# Aim of the task
Give a verbatim copy of the lines below, minus the pictures.

* Start Input records *

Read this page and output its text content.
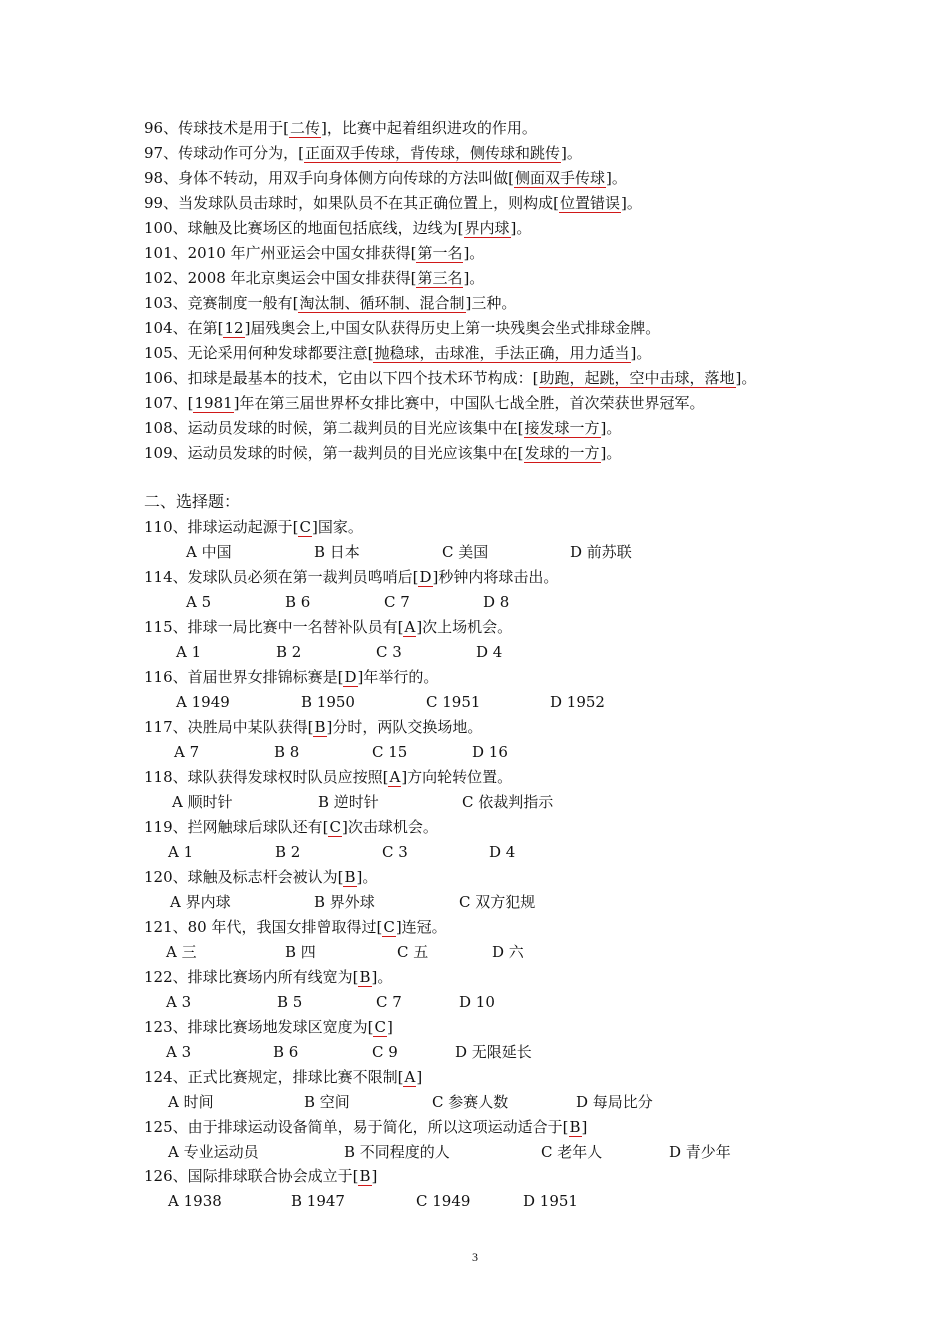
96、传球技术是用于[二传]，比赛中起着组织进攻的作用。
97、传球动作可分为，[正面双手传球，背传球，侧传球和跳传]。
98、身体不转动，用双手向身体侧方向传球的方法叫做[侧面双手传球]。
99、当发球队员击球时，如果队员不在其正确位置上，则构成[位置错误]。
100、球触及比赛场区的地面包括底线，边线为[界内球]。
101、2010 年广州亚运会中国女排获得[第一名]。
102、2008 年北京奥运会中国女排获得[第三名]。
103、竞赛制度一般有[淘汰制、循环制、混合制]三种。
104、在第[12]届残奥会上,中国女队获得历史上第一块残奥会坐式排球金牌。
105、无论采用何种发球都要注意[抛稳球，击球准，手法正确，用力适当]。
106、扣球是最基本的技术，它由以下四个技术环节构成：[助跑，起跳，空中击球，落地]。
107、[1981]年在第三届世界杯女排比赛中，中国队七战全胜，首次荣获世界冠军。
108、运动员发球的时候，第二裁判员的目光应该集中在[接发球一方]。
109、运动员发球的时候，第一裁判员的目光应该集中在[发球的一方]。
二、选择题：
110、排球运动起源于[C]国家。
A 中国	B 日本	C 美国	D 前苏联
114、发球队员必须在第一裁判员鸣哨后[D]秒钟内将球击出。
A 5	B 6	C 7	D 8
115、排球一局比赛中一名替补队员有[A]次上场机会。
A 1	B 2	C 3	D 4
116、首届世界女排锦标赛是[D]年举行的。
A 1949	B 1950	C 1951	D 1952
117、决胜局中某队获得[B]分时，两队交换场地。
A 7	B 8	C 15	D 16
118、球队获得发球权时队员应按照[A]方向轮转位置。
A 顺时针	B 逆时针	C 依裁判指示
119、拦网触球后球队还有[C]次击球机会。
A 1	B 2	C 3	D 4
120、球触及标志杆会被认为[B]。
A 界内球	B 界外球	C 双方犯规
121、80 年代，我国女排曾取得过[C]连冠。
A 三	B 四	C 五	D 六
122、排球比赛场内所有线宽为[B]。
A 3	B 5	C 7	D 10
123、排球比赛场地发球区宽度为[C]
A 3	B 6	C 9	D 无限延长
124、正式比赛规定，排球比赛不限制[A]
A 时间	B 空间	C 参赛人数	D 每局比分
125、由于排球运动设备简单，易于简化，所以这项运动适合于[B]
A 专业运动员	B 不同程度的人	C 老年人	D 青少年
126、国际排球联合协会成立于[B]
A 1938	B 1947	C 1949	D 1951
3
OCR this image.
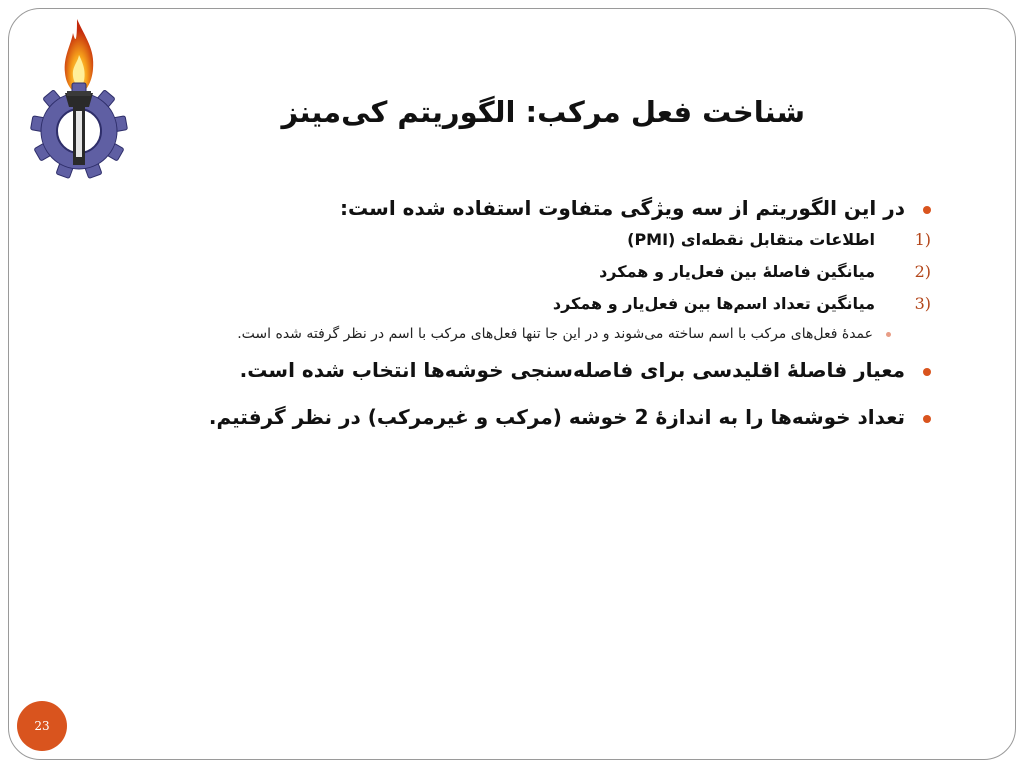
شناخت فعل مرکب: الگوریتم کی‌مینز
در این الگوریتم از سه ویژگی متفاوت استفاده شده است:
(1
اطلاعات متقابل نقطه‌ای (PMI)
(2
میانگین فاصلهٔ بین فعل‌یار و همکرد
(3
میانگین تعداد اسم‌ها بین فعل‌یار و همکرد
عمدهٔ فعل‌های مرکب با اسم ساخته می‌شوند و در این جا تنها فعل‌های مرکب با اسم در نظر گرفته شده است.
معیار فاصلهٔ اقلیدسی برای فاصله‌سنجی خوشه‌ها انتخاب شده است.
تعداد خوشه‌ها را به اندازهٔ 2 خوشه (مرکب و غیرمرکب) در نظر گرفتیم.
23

* End Input records *

# Exercise result
Read this page and output its text content.
96、传球技术是用于[二传]，比赛中起着组织进攻的作用。
97、传球动作可分为，[正面双手传球，背传球，侧传球和跳传]。
98、身体不转动，用双手向身体侧方向传球的方法叫做[侧面双手传球]。
99、当发球队员击球时，如果队员不在其正确位置上，则构成[位置错误]。
100、球触及比赛场区的地面包括底线，边线为[界内球]。
101、2010 年广州亚运会中国女排获得[第一名]。
102、2008 年北京奥运会中国女排获得[第三名]。
103、竞赛制度一般有[淘汰制、循环制、混合制]三种。
104、在第[12]届残奥会上,中国女队获得历史上第一块残奥会坐式排球金牌。
105、无论采用何种发球都要注意[抛稳球，击球准，手法正确，用力适当]。
106、扣球是最基本的技术，它由以下四个技术环节构成：[助跑，起跳，空中击球，落地]。
107、[1981]年在第三届世界杯女排比赛中，中国队七战全胜，首次荣获世界冠军。
108、运动员发球的时候，第二裁判员的目光应该集中在[接发球一方]。
109、运动员发球的时候，第一裁判员的目光应该集中在[发球的一方]。
二、选择题：
110、排球运动起源于[C]国家。
A 中国	B 日本	C 美国	D 前苏联
114、发球队员必须在第一裁判员鸣哨后[D]秒钟内将球击出。
A 5	B 6	C 7	D 8
115、排球一局比赛中一名替补队员有[A]次上场机会。
A 1	B 2	C 3	D 4
116、首届世界女排锦标赛是[D]年举行的。
A 1949	B 1950	C 1951	D 1952
117、决胜局中某队获得[B]分时，两队交换场地。
A 7	B 8	C 15	D 16
118、球队获得发球权时队员应按照[A]方向轮转位置。
A 顺时针	B 逆时针	C 依裁判指示
119、拦网触球后球队还有[C]次击球机会。
A 1	B 2	C 3	D 4
120、球触及标志杆会被认为[B]。
A 界内球	B 界外球	C 双方犯规
121、80 年代，我国女排曾取得过[C]连冠。
A 三	B 四	C 五	D 六
122、排球比赛场内所有线宽为[B]。
A 3	B 5	C 7	D 10
123、排球比赛场地发球区宽度为[C]
A 3	B 6	C 9	D 无限延长
124、正式比赛规定，排球比赛不限制[A]
A 时间	B 空间	C 参赛人数	D 每局比分
125、由于排球运动设备简单，易于简化，所以这项运动适合于[B]
A 专业运动员	B 不同程度的人	C 老年人	D 青少年
126、国际排球联合协会成立于[B]
A 1938	B 1947	C 1949	D 1951
3
OCR this image.
شناخت فعل مرکب: الگوریتم کی‌مینز
در این الگوریتم از سه ویژگی متفاوت استفاده شده است:
(1
اطلاعات متقابل نقطه‌ای (PMI)
(2
میانگین فاصلهٔ بین فعل‌یار و همکرد
(3
میانگین تعداد اسم‌ها بین فعل‌یار و همکرد
عمدهٔ فعل‌های مرکب با اسم ساخته می‌شوند و در این جا تنها فعل‌های مرکب با اسم در نظر گرفته شده است.
معیار فاصلهٔ اقلیدسی برای فاصله‌سنجی خوشه‌ها انتخاب شده است.
تعداد خوشه‌ها را به اندازهٔ 2 خوشه (مرکب و غیرمرکب) در نظر گرفتیم.
23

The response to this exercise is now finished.